[Stored items from a collection]
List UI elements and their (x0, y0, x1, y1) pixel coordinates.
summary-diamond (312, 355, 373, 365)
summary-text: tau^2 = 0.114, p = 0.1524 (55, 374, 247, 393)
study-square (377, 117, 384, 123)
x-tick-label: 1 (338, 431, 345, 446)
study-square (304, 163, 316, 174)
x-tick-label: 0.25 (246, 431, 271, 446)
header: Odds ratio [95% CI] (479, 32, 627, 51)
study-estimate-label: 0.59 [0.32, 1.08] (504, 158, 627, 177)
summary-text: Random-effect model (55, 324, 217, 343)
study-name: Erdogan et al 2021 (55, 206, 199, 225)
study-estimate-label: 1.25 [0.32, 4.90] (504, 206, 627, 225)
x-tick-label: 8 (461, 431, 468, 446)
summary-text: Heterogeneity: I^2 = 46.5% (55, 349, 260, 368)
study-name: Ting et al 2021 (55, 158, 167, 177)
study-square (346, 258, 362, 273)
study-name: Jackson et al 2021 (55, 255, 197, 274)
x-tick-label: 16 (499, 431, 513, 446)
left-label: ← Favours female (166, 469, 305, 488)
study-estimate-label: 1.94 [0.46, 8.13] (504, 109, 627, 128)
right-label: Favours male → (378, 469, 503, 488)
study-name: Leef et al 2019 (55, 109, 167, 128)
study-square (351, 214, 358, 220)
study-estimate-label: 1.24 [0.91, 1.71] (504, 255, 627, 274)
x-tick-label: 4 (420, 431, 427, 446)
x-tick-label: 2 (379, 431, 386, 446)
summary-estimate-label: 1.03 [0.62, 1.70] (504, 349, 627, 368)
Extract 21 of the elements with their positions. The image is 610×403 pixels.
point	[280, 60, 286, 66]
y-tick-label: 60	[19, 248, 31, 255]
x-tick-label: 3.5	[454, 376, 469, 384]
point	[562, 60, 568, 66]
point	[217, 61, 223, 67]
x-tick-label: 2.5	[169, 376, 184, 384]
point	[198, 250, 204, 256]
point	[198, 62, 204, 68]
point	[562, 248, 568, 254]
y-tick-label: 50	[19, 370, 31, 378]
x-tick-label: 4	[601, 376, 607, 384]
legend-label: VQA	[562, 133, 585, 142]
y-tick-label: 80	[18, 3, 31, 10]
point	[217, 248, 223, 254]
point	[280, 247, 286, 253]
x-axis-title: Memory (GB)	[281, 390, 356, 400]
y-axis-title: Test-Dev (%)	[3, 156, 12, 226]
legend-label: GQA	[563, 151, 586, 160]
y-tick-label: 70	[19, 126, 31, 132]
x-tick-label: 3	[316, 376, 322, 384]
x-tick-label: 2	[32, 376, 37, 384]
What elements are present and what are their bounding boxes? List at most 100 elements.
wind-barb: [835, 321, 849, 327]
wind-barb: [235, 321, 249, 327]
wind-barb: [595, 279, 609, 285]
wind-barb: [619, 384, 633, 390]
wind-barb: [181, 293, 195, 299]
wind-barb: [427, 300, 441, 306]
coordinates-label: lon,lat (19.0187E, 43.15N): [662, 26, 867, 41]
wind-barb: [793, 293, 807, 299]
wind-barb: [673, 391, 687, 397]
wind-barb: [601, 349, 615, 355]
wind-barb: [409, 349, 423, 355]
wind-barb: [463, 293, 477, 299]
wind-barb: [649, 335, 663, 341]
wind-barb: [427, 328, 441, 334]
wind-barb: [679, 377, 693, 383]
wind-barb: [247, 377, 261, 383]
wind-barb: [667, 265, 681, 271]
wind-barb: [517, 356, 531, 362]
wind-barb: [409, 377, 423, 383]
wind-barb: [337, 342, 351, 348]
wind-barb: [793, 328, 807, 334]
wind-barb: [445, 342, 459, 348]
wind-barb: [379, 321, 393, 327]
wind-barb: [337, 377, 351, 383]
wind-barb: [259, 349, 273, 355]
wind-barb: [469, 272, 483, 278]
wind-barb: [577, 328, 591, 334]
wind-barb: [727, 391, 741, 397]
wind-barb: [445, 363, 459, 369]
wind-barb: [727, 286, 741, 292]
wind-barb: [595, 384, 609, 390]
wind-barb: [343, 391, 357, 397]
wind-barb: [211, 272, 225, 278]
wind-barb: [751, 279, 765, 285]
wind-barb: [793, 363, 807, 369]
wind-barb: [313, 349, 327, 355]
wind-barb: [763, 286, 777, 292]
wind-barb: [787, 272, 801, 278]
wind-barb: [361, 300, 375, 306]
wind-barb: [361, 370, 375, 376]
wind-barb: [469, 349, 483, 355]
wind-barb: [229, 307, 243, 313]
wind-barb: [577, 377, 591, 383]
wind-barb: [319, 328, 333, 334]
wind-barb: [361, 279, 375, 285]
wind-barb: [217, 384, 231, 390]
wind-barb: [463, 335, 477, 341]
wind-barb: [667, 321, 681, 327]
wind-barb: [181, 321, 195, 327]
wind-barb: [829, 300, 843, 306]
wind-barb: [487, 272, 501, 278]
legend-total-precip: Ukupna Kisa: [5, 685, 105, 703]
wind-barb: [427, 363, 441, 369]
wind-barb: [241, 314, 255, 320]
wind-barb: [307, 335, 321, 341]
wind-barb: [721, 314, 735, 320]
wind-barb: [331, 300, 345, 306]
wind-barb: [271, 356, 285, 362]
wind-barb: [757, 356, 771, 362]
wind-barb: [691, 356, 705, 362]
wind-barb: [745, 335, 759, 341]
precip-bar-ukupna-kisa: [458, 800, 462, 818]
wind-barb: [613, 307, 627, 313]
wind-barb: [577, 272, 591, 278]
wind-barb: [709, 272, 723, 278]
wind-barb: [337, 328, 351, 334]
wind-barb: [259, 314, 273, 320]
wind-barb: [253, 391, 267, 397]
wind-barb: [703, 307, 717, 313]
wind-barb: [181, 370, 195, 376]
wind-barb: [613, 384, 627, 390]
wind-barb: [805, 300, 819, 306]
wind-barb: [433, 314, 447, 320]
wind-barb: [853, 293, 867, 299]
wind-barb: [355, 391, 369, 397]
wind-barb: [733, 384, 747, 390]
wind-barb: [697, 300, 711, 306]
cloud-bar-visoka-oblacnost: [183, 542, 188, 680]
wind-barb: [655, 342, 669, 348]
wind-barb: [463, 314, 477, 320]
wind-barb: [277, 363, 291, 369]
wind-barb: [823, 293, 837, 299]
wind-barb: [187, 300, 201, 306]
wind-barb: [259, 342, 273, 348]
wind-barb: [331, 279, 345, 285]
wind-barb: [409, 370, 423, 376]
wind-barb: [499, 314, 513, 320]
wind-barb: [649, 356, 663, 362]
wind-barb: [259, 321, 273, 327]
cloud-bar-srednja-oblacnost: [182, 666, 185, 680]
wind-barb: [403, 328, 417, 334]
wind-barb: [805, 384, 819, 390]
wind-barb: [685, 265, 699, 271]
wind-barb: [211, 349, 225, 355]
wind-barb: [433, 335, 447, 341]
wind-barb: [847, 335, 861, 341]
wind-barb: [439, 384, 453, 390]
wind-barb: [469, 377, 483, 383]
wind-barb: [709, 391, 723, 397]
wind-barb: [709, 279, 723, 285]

- Task goal
Can you rewrite all of the data above, replacing every occurrence of "study-square" with "study-marker" and keeping everything else the same?

- Answer to this problem
List UI elements and their (x0, y0, x1, y1) pixel coordinates.
summary-diamond (312, 355, 373, 365)
summary-text: tau^2 = 0.114, p = 0.1524 (55, 374, 247, 393)
study-marker (377, 117, 384, 123)
x-tick-label: 1 (338, 431, 345, 446)
study-marker (304, 163, 316, 174)
x-tick-label: 0.25 (246, 431, 271, 446)
header: Odds ratio [95% CI] (479, 32, 627, 51)
study-estimate-label: 0.59 [0.32, 1.08] (504, 158, 627, 177)
summary-text: Random-effect model (55, 324, 217, 343)
study-name: Erdogan et al 2021 (55, 206, 199, 225)
study-estimate-label: 1.25 [0.32, 4.90] (504, 206, 627, 225)
x-tick-label: 8 (461, 431, 468, 446)
summary-text: Heterogeneity: I^2 = 46.5% (55, 349, 260, 368)
study-name: Ting et al 2021 (55, 158, 167, 177)
study-marker (346, 258, 362, 273)
study-name: Jackson et al 2021 (55, 255, 197, 274)
x-tick-label: 16 (499, 431, 513, 446)
left-label: ← Favours female (166, 469, 305, 488)
study-estimate-label: 1.94 [0.46, 8.13] (504, 109, 627, 128)
right-label: Favours male → (378, 469, 503, 488)
study-name: Leef et al 2019 (55, 109, 167, 128)
study-marker (351, 214, 358, 220)
study-estimate-label: 1.24 [0.91, 1.71] (504, 255, 627, 274)
x-tick-label: 4 (420, 431, 427, 446)
x-tick-label: 2 (379, 431, 386, 446)
summary-estimate-label: 1.03 [0.62, 1.70] (504, 349, 627, 368)
Extract 21 of the elements with their positions. The image is 610×403 pixels.
point	[280, 60, 286, 66]
y-tick-label: 60	[19, 248, 31, 255]
x-tick-label: 3.5	[454, 376, 469, 384]
point	[562, 60, 568, 66]
point	[217, 61, 223, 67]
x-tick-label: 2.5	[169, 376, 184, 384]
point	[198, 250, 204, 256]
point	[198, 62, 204, 68]
point	[562, 248, 568, 254]
y-tick-label: 50	[19, 370, 31, 378]
x-tick-label: 4	[601, 376, 607, 384]
legend-label: VQA	[562, 133, 585, 142]
y-tick-label: 80	[18, 3, 31, 10]
point	[217, 248, 223, 254]
point	[280, 247, 286, 253]
x-axis-title: Memory (GB)	[281, 390, 356, 400]
y-axis-title: Test-Dev (%)	[3, 156, 12, 226]
legend-label: GQA	[563, 151, 586, 160]
y-tick-label: 70	[19, 126, 31, 132]
x-tick-label: 3	[316, 376, 322, 384]
x-tick-label: 2	[32, 376, 37, 384]
What elements are present and what are their bounding boxes? List at most 100 elements.
wind-barb: [835, 321, 849, 327]
wind-barb: [235, 321, 249, 327]
wind-barb: [595, 279, 609, 285]
wind-barb: [619, 384, 633, 390]
wind-barb: [181, 293, 195, 299]
wind-barb: [427, 300, 441, 306]
coordinates-label: lon,lat (19.0187E, 43.15N): [662, 26, 867, 41]
wind-barb: [793, 293, 807, 299]
wind-barb: [673, 391, 687, 397]
wind-barb: [601, 349, 615, 355]
wind-barb: [409, 349, 423, 355]
wind-barb: [463, 293, 477, 299]
wind-barb: [649, 335, 663, 341]
wind-barb: [427, 328, 441, 334]
wind-barb: [679, 377, 693, 383]
wind-barb: [247, 377, 261, 383]
wind-barb: [667, 265, 681, 271]
wind-barb: [517, 356, 531, 362]
wind-barb: [409, 377, 423, 383]
wind-barb: [337, 342, 351, 348]
wind-barb: [793, 328, 807, 334]
wind-barb: [445, 342, 459, 348]
wind-barb: [379, 321, 393, 327]
wind-barb: [337, 377, 351, 383]
wind-barb: [259, 349, 273, 355]
wind-barb: [469, 272, 483, 278]
wind-barb: [577, 328, 591, 334]
wind-barb: [727, 391, 741, 397]
wind-barb: [445, 363, 459, 369]
wind-barb: [727, 286, 741, 292]
wind-barb: [595, 384, 609, 390]
wind-barb: [343, 391, 357, 397]
wind-barb: [211, 272, 225, 278]
wind-barb: [751, 279, 765, 285]
wind-barb: [793, 363, 807, 369]
wind-barb: [313, 349, 327, 355]
wind-barb: [763, 286, 777, 292]
wind-barb: [787, 272, 801, 278]
wind-barb: [361, 300, 375, 306]
wind-barb: [361, 370, 375, 376]
wind-barb: [469, 349, 483, 355]
wind-barb: [229, 307, 243, 313]
wind-barb: [577, 377, 591, 383]
wind-barb: [319, 328, 333, 334]
wind-barb: [361, 279, 375, 285]
wind-barb: [217, 384, 231, 390]
wind-barb: [463, 335, 477, 341]
wind-barb: [667, 321, 681, 327]
wind-barb: [181, 321, 195, 327]
wind-barb: [829, 300, 843, 306]
wind-barb: [487, 272, 501, 278]
legend-total-precip: Ukupna Kisa: [5, 685, 105, 703]
wind-barb: [427, 363, 441, 369]
wind-barb: [241, 314, 255, 320]
wind-barb: [307, 335, 321, 341]
wind-barb: [721, 314, 735, 320]
wind-barb: [331, 300, 345, 306]
wind-barb: [271, 356, 285, 362]
wind-barb: [757, 356, 771, 362]
wind-barb: [691, 356, 705, 362]
wind-barb: [745, 335, 759, 341]
precip-bar-ukupna-kisa: [458, 800, 462, 818]
wind-barb: [613, 307, 627, 313]
wind-barb: [577, 272, 591, 278]
wind-barb: [709, 272, 723, 278]
wind-barb: [337, 328, 351, 334]
wind-barb: [259, 314, 273, 320]
wind-barb: [253, 391, 267, 397]
wind-barb: [703, 307, 717, 313]
wind-barb: [181, 370, 195, 376]
wind-barb: [613, 384, 627, 390]
wind-barb: [805, 300, 819, 306]
wind-barb: [433, 314, 447, 320]
wind-barb: [853, 293, 867, 299]
wind-barb: [355, 391, 369, 397]
wind-barb: [733, 384, 747, 390]
wind-barb: [697, 300, 711, 306]
cloud-bar-visoka-oblacnost: [183, 542, 188, 680]
wind-barb: [655, 342, 669, 348]
wind-barb: [463, 314, 477, 320]
wind-barb: [277, 363, 291, 369]
wind-barb: [823, 293, 837, 299]
wind-barb: [187, 300, 201, 306]
wind-barb: [259, 342, 273, 348]
wind-barb: [331, 279, 345, 285]
wind-barb: [409, 370, 423, 376]
wind-barb: [499, 314, 513, 320]
wind-barb: [649, 356, 663, 362]
wind-barb: [259, 321, 273, 327]
cloud-bar-srednja-oblacnost: [182, 666, 185, 680]
wind-barb: [403, 328, 417, 334]
wind-barb: [805, 384, 819, 390]
wind-barb: [685, 265, 699, 271]
wind-barb: [211, 349, 225, 355]
wind-barb: [433, 335, 447, 341]
wind-barb: [847, 335, 861, 341]
wind-barb: [439, 384, 453, 390]
wind-barb: [469, 377, 483, 383]
wind-barb: [709, 391, 723, 397]
wind-barb: [709, 279, 723, 285]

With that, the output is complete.